Dataset records:
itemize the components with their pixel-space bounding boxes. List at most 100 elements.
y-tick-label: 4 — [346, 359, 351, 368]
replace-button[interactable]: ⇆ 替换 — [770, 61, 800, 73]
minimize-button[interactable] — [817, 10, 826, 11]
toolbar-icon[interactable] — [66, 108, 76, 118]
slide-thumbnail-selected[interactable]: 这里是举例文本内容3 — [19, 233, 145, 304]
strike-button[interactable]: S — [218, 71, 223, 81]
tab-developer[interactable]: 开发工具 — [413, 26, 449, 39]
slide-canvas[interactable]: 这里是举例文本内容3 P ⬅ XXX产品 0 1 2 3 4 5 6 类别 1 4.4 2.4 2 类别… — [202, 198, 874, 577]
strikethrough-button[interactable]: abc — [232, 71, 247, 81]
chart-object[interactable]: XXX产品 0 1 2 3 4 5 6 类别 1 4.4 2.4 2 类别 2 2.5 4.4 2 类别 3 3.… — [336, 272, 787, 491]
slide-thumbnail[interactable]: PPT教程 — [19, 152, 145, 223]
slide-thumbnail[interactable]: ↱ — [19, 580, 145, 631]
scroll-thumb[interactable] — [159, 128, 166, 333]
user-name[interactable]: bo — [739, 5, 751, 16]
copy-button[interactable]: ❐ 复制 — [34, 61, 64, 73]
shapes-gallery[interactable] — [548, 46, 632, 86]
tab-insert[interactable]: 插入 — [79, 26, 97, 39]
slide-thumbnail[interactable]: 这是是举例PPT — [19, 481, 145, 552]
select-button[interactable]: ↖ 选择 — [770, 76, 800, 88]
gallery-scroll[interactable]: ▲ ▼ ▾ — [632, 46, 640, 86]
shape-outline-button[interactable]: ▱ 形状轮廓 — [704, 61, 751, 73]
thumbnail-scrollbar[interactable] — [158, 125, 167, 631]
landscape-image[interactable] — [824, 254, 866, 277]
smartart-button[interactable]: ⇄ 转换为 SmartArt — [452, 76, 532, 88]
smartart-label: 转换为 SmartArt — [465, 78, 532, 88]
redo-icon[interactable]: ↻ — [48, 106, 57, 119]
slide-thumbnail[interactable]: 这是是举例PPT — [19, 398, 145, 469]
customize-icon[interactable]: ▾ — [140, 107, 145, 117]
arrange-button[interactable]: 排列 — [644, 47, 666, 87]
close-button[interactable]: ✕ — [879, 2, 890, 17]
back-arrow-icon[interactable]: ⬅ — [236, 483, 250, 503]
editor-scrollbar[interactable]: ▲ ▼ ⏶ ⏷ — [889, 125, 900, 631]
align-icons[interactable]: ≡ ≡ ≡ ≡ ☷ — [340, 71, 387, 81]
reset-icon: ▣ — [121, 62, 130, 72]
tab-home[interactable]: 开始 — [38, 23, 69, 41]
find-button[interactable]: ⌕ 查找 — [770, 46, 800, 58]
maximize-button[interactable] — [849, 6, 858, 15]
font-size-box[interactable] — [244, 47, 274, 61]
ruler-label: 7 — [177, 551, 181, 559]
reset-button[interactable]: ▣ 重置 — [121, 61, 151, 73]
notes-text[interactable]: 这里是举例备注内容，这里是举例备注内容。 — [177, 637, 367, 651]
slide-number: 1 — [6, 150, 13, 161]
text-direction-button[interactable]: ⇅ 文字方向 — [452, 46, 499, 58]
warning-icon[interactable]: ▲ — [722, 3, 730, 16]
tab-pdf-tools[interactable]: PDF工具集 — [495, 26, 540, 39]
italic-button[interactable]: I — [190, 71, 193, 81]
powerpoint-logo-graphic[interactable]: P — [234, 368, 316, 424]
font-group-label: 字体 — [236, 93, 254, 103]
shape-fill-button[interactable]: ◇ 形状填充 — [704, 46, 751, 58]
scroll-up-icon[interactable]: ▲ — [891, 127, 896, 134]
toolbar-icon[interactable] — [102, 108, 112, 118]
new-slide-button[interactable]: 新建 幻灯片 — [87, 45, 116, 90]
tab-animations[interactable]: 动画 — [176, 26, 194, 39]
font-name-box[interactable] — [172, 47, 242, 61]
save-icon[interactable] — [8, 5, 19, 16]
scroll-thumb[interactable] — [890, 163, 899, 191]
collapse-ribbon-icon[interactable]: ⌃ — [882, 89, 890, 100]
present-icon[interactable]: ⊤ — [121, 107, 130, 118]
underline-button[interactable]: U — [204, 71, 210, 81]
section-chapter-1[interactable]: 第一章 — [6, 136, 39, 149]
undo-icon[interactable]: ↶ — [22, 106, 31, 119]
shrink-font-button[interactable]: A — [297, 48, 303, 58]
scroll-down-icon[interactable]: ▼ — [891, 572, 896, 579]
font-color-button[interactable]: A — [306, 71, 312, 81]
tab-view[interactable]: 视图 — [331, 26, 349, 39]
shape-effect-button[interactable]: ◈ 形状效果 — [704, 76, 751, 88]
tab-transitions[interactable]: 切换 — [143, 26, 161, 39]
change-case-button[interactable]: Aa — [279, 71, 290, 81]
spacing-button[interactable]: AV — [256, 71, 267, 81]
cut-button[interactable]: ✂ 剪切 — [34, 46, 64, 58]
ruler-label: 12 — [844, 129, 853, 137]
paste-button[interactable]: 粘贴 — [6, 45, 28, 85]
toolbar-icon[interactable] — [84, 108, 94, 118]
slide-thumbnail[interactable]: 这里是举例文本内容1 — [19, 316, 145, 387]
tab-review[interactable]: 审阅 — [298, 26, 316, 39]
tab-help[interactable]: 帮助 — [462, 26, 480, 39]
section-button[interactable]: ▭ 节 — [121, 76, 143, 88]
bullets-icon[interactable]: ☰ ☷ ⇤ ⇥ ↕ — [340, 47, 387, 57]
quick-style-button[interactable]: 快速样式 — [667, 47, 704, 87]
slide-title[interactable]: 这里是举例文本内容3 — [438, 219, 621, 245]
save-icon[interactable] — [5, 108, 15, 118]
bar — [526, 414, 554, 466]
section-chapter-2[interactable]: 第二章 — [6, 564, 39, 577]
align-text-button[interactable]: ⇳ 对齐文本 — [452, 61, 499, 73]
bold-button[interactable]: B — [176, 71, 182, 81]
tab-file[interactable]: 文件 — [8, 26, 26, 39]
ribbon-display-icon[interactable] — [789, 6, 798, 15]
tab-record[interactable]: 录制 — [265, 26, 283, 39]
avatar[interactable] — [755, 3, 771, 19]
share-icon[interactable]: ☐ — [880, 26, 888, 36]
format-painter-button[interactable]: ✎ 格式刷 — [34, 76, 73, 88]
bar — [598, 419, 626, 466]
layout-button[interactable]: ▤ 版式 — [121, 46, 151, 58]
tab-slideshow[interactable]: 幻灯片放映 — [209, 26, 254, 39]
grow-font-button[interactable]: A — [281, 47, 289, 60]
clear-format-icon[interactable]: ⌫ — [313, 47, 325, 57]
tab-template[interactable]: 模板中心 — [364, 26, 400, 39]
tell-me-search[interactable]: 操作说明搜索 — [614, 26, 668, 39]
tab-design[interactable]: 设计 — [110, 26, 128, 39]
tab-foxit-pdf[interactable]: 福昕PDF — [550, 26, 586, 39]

Set exercise: Copy the lines of every item above word for word.

Output for this task:
itemize the components with their pixel-space bounding boxes. List at most 100 elements.
y-tick-label: 4 — [346, 359, 351, 368]
replace-button[interactable]: ⇆ 替换 — [770, 61, 800, 73]
minimize-button[interactable] — [817, 10, 826, 11]
toolbar-icon[interactable] — [66, 108, 76, 118]
slide-thumbnail-selected[interactable]: 这里是举例文本内容3 — [19, 233, 145, 304]
strike-button[interactable]: S — [218, 71, 223, 81]
tab-developer[interactable]: 开发工具 — [413, 26, 449, 39]
slide-canvas[interactable]: 这里是举例文本内容3 P ⬅ XXX产品 0 1 2 3 4 5 6 类别 1 4.4 2.4 2 类别… — [202, 198, 874, 577]
strikethrough-button[interactable]: abc — [232, 71, 247, 81]
chart-object[interactable]: XXX产品 0 1 2 3 4 5 6 类别 1 4.4 2.4 2 类别 2 2.5 4.4 2 类别 3 3.… — [336, 272, 787, 491]
slide-thumbnail[interactable]: PPT教程 — [19, 152, 145, 223]
slide-thumbnail[interactable]: ↱ — [19, 580, 145, 631]
scroll-thumb[interactable] — [159, 128, 166, 333]
user-name[interactable]: bo — [739, 5, 751, 16]
copy-button[interactable]: ❐ 复制 — [34, 61, 64, 73]
shapes-gallery[interactable] — [548, 46, 632, 86]
tab-insert[interactable]: 插入 — [79, 26, 97, 39]
slide-thumbnail[interactable]: 这是是举例PPT — [19, 481, 145, 552]
select-button[interactable]: ↖ 选择 — [770, 76, 800, 88]
gallery-scroll[interactable]: ▲ ▼ ▾ — [632, 46, 640, 86]
shape-outline-button[interactable]: ▱ 形状轮廓 — [704, 61, 751, 73]
thumbnail-scrollbar[interactable] — [158, 125, 167, 631]
landscape-image[interactable] — [824, 254, 866, 277]
smartart-button[interactable]: ⇄ 转换为 SmartArt — [452, 76, 532, 88]
smartart-label: 转换为 SmartArt — [465, 78, 532, 88]
redo-icon[interactable]: ↻ — [48, 106, 57, 119]
slide-thumbnail[interactable]: 这是是举例PPT — [19, 398, 145, 469]
customize-icon[interactable]: ▾ — [140, 107, 145, 117]
arrange-button[interactable]: 排列 — [644, 47, 666, 87]
close-button[interactable]: ✕ — [879, 2, 890, 17]
back-arrow-icon[interactable]: ⬅ — [236, 483, 250, 503]
editor-scrollbar[interactable]: ▲ ▼ ⏶ ⏷ — [889, 125, 900, 631]
align-icons[interactable]: ≡ ≡ ≡ ≡ ☷ — [340, 71, 387, 81]
reset-icon: ▣ — [121, 62, 130, 72]
tab-home[interactable]: 开始 — [38, 23, 69, 41]
find-button[interactable]: ⌕ 查找 — [770, 46, 800, 58]
maximize-button[interactable] — [849, 6, 858, 15]
font-size-box[interactable] — [244, 47, 274, 61]
ruler-label: 7 — [177, 551, 181, 559]
reset-button[interactable]: ▣ 重置 — [121, 61, 151, 73]
notes-text[interactable]: 这里是举例备注内容，这里是举例备注内容。 — [177, 637, 367, 651]
slide-number: 1 — [6, 150, 13, 161]
text-direction-button[interactable]: ⇅ 文字方向 — [452, 46, 499, 58]
warning-icon[interactable]: ▲ — [722, 3, 730, 16]
tab-pdf-tools[interactable]: PDF工具集 — [495, 26, 540, 39]
italic-button[interactable]: I — [190, 71, 193, 81]
powerpoint-logo-graphic[interactable]: P — [234, 368, 316, 424]
font-group-label: 字体 — [236, 93, 254, 103]
shape-fill-button[interactable]: ◇ 形状填充 — [704, 46, 751, 58]
scroll-up-icon[interactable]: ▲ — [891, 127, 896, 134]
toolbar-icon[interactable] — [102, 108, 112, 118]
new-slide-button[interactable]: 新建 幻灯片 — [87, 45, 116, 90]
tab-animations[interactable]: 动画 — [176, 26, 194, 39]
font-name-box[interactable] — [172, 47, 242, 61]
save-icon[interactable] — [8, 5, 19, 16]
scroll-thumb[interactable] — [890, 163, 899, 191]
collapse-ribbon-icon[interactable]: ⌃ — [882, 89, 890, 100]
present-icon[interactable]: ⊤ — [121, 107, 130, 118]
underline-button[interactable]: U — [204, 71, 210, 81]
section-chapter-1[interactable]: 第一章 — [6, 136, 39, 149]
undo-icon[interactable]: ↶ — [22, 106, 31, 119]
shrink-font-button[interactable]: A — [297, 48, 303, 58]
scroll-down-icon[interactable]: ▼ — [891, 572, 896, 579]
font-color-button[interactable]: A — [306, 71, 312, 81]
tab-view[interactable]: 视图 — [331, 26, 349, 39]
shape-effect-button[interactable]: ◈ 形状效果 — [704, 76, 751, 88]
tab-transitions[interactable]: 切换 — [143, 26, 161, 39]
change-case-button[interactable]: Aa — [279, 71, 290, 81]
spacing-button[interactable]: AV — [256, 71, 267, 81]
cut-button[interactable]: ✂ 剪切 — [34, 46, 64, 58]
ruler-label: 12 — [844, 129, 853, 137]
paste-button[interactable]: 粘贴 — [6, 45, 28, 85]
toolbar-icon[interactable] — [84, 108, 94, 118]
slide-thumbnail[interactable]: 这里是举例文本内容1 — [19, 316, 145, 387]
tab-review[interactable]: 审阅 — [298, 26, 316, 39]
tab-help[interactable]: 帮助 — [462, 26, 480, 39]
section-button[interactable]: ▭ 节 — [121, 76, 143, 88]
bullets-icon[interactable]: ☰ ☷ ⇤ ⇥ ↕ — [340, 47, 387, 57]
quick-style-button[interactable]: 快速样式 — [667, 47, 704, 87]
slide-title[interactable]: 这里是举例文本内容3 — [438, 219, 621, 245]
save-icon[interactable] — [5, 108, 15, 118]
bar — [526, 414, 554, 466]
section-chapter-2[interactable]: 第二章 — [6, 564, 39, 577]
align-text-button[interactable]: ⇳ 对齐文本 — [452, 61, 499, 73]
bold-button[interactable]: B — [176, 71, 182, 81]
tab-file[interactable]: 文件 — [8, 26, 26, 39]
ribbon-display-icon[interactable] — [789, 6, 798, 15]
tab-record[interactable]: 录制 — [265, 26, 283, 39]
avatar[interactable] — [755, 3, 771, 19]
share-icon[interactable]: ☐ — [880, 26, 888, 36]
format-painter-button[interactable]: ✎ 格式刷 — [34, 76, 73, 88]
bar — [598, 419, 626, 466]
layout-button[interactable]: ▤ 版式 — [121, 46, 151, 58]
tab-slideshow[interactable]: 幻灯片放映 — [209, 26, 254, 39]
grow-font-button[interactable]: A — [281, 47, 289, 60]
clear-format-icon[interactable]: ⌫ — [313, 47, 325, 57]
tab-template[interactable]: 模板中心 — [364, 26, 400, 39]
tell-me-search[interactable]: 操作说明搜索 — [614, 26, 668, 39]
tab-design[interactable]: 设计 — [110, 26, 128, 39]
tab-foxit-pdf[interactable]: 福昕PDF — [550, 26, 586, 39]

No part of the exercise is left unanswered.